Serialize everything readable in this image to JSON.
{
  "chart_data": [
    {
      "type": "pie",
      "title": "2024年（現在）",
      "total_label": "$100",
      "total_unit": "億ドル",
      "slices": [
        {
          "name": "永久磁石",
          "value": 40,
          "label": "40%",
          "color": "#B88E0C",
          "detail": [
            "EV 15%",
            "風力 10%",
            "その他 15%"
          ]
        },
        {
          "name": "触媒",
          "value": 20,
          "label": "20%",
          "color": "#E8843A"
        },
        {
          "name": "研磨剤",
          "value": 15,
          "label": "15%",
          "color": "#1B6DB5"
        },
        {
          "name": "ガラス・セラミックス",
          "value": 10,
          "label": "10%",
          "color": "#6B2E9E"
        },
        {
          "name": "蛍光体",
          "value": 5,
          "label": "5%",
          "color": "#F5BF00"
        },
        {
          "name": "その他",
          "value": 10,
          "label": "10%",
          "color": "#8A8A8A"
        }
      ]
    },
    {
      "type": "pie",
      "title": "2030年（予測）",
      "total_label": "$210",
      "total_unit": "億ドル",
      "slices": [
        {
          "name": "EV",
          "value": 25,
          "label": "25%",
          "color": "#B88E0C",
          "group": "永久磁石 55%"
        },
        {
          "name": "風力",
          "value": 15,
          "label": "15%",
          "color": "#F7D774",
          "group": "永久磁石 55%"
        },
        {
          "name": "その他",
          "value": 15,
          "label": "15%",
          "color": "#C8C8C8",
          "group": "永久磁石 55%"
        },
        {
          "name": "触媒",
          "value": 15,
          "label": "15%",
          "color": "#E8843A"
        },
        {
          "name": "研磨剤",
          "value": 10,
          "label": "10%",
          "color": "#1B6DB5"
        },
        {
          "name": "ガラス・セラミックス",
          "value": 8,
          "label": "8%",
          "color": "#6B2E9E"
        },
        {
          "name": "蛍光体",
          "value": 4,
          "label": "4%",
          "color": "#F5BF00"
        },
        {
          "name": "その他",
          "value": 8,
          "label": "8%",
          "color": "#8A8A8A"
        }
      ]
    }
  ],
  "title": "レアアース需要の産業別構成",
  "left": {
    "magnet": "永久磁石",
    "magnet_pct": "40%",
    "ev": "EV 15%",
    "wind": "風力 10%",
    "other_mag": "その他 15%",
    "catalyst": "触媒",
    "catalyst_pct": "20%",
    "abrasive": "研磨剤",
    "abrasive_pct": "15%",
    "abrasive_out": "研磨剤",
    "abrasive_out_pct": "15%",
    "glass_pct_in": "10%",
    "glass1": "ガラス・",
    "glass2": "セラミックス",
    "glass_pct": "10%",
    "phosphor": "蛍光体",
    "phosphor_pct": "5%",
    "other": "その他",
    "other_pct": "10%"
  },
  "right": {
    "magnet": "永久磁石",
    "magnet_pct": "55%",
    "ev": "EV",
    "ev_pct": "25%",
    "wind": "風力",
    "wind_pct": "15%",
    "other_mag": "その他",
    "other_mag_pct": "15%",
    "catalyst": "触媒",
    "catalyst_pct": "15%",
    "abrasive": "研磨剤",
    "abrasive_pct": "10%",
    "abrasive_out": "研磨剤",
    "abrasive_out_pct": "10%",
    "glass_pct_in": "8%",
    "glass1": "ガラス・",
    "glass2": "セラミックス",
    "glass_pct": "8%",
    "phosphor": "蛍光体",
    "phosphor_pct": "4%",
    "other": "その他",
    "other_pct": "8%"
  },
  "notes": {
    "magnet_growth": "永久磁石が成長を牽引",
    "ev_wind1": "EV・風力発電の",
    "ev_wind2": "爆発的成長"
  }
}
▬▬▬▬▬▬
§ **What is needed**:
Copy all lines of the listing above that contain the string "title".

§ **Result for this exercise**:
      "title": "2024年（現在）",
      "title": "2030年（予測）",
  "title": "レアアース需要の産業別構成",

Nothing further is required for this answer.